Given exercise:
Quote every line as given.

[Collected data entries]
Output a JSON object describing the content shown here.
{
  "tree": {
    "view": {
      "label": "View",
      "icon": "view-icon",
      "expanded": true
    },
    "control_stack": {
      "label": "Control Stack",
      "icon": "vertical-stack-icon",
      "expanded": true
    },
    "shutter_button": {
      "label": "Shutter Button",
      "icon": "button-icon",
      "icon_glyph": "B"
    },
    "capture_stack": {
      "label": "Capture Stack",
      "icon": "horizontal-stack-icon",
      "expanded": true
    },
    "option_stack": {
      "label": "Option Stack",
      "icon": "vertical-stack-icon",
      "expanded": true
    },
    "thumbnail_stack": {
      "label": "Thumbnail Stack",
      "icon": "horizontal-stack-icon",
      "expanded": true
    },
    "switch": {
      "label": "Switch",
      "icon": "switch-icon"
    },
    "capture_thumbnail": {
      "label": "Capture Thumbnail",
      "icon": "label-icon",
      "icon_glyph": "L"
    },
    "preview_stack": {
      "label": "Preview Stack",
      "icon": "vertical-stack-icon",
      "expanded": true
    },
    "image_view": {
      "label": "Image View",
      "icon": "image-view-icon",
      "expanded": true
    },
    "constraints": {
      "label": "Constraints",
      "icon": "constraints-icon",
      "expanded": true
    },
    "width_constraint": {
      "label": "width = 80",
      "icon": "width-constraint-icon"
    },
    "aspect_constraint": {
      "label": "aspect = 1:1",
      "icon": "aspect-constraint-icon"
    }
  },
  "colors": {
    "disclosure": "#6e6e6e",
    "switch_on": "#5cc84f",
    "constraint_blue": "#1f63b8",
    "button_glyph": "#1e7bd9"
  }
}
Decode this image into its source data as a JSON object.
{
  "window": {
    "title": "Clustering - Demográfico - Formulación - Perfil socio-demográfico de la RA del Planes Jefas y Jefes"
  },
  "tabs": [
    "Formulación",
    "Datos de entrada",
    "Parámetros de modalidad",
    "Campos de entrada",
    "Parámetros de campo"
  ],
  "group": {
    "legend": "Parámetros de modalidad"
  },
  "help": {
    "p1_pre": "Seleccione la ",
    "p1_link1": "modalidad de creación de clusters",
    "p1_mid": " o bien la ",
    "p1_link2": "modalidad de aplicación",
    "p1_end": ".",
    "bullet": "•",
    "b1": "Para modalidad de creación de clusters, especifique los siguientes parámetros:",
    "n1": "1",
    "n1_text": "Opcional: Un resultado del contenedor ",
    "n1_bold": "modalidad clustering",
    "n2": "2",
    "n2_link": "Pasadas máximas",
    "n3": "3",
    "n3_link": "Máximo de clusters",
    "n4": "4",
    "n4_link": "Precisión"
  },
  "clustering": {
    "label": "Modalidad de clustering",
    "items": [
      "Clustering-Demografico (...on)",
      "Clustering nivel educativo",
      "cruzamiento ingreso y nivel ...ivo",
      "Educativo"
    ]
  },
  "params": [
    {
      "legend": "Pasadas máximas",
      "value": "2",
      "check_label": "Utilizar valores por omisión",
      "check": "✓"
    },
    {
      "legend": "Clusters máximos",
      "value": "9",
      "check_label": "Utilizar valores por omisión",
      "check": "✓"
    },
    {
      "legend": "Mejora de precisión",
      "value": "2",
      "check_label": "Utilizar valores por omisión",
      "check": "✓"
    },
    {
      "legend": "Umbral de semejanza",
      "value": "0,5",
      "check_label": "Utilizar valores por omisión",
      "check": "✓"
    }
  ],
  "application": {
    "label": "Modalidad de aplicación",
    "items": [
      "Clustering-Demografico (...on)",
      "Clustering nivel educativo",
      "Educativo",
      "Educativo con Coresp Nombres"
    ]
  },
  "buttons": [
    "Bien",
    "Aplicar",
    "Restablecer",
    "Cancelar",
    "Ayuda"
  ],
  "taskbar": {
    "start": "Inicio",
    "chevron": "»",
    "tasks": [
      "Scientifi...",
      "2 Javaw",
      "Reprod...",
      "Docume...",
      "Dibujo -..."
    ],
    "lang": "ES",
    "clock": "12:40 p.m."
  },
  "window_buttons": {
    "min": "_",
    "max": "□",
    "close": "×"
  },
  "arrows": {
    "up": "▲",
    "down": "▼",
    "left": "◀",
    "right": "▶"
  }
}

Written response:
Output a JSON object describing the content shown here.
{
  "tree": {
    "view": {
      "label": "View",
      "icon": "view-icon",
      "expanded": true
    },
    "control_stack": {
      "label": "Control Stack",
      "icon": "vertical-stack-icon",
      "expanded": true
    },
    "shutter_button": {
      "label": "Shutter Button",
      "icon": "button-icon",
      "icon_glyph": "B"
    },
    "capture_stack": {
      "label": "Capture Stack",
      "icon": "horizontal-stack-icon",
      "expanded": true
    },
    "option_stack": {
      "label": "Option Stack",
      "icon": "vertical-stack-icon",
      "expanded": true
    },
    "thumbnail_stack": {
      "label": "Thumbnail Stack",
      "icon": "horizontal-stack-icon",
      "expanded": true
    },
    "switch": {
      "label": "Switch",
      "icon": "switch-icon"
    },
    "capture_thumbnail": {
      "label": "Capture Thumbnail",
      "icon": "label-icon",
      "icon_glyph": "L"
    },
    "preview_stack": {
      "label": "Preview Stack",
      "icon": "vertical-stack-icon",
      "expanded": true
    },
    "image_view": {
      "label": "Image View",
      "icon": "image-view-icon",
      "expanded": true
    },
    "constraints": {
      "label": "Constraints",
      "icon": "constraints-icon",
      "expanded": true
    },
    "width_constraint": {
      "label": "width = 80",
      "icon": "width-constraint-icon"
    },
    "aspect_constraint": {
      "label": "aspect = 1:1",
      "icon": "aspect-constraint-icon"
    }
  },
  "colors": {
    "disclosure": "#6e6e6e",
    "switch_on": "#5cc84f",
    "constraint_blue": "#1f63b8",
    "button_glyph": "#1e7bd9"
  }
}
Decode this image into its source data as a JSON object.
{
  "window": {
    "title": "Clustering - Demográfico - Formulación - Perfil socio-demográfico de la RA del Planes Jefas y Jefes"
  },
  "tabs": [
    "Formulación",
    "Datos de entrada",
    "Parámetros de modalidad",
    "Campos de entrada",
    "Parámetros de campo"
  ],
  "group": {
    "legend": "Parámetros de modalidad"
  },
  "help": {
    "p1_pre": "Seleccione la ",
    "p1_link1": "modalidad de creación de clusters",
    "p1_mid": " o bien la ",
    "p1_link2": "modalidad de aplicación",
    "p1_end": ".",
    "bullet": "•",
    "b1": "Para modalidad de creación de clusters, especifique los siguientes parámetros:",
    "n1": "1",
    "n1_text": "Opcional: Un resultado del contenedor ",
    "n1_bold": "modalidad clustering",
    "n2": "2",
    "n2_link": "Pasadas máximas",
    "n3": "3",
    "n3_link": "Máximo de clusters",
    "n4": "4",
    "n4_link": "Precisión"
  },
  "clustering": {
    "label": "Modalidad de clustering",
    "items": [
      "Clustering-Demografico (...on)",
      "Clustering nivel educativo",
      "cruzamiento ingreso y nivel ...ivo",
      "Educativo"
    ]
  },
  "params": [
    {
      "legend": "Pasadas máximas",
      "value": "2",
      "check_label": "Utilizar valores por omisión",
      "check": "✓"
    },
    {
      "legend": "Clusters máximos",
      "value": "9",
      "check_label": "Utilizar valores por omisión",
      "check": "✓"
    },
    {
      "legend": "Mejora de precisión",
      "value": "2",
      "check_label": "Utilizar valores por omisión",
      "check": "✓"
    },
    {
      "legend": "Umbral de semejanza",
      "value": "0,5",
      "check_label": "Utilizar valores por omisión",
      "check": "✓"
    }
  ],
  "application": {
    "label": "Modalidad de aplicación",
    "items": [
      "Clustering-Demografico (...on)",
      "Clustering nivel educativo",
      "Educativo",
      "Educativo con Coresp Nombres"
    ]
  },
  "buttons": [
    "Bien",
    "Aplicar",
    "Restablecer",
    "Cancelar",
    "Ayuda"
  ],
  "taskbar": {
    "start": "Inicio",
    "chevron": "»",
    "tasks": [
      "Scientifi...",
      "2 Javaw",
      "Reprod...",
      "Docume...",
      "Dibujo -..."
    ],
    "lang": "ES",
    "clock": "12:40 p.m."
  },
  "window_buttons": {
    "min": "_",
    "max": "□",
    "close": "×"
  },
  "arrows": {
    "up": "▲",
    "down": "▼",
    "left": "◀",
    "right": "▶"
  }
}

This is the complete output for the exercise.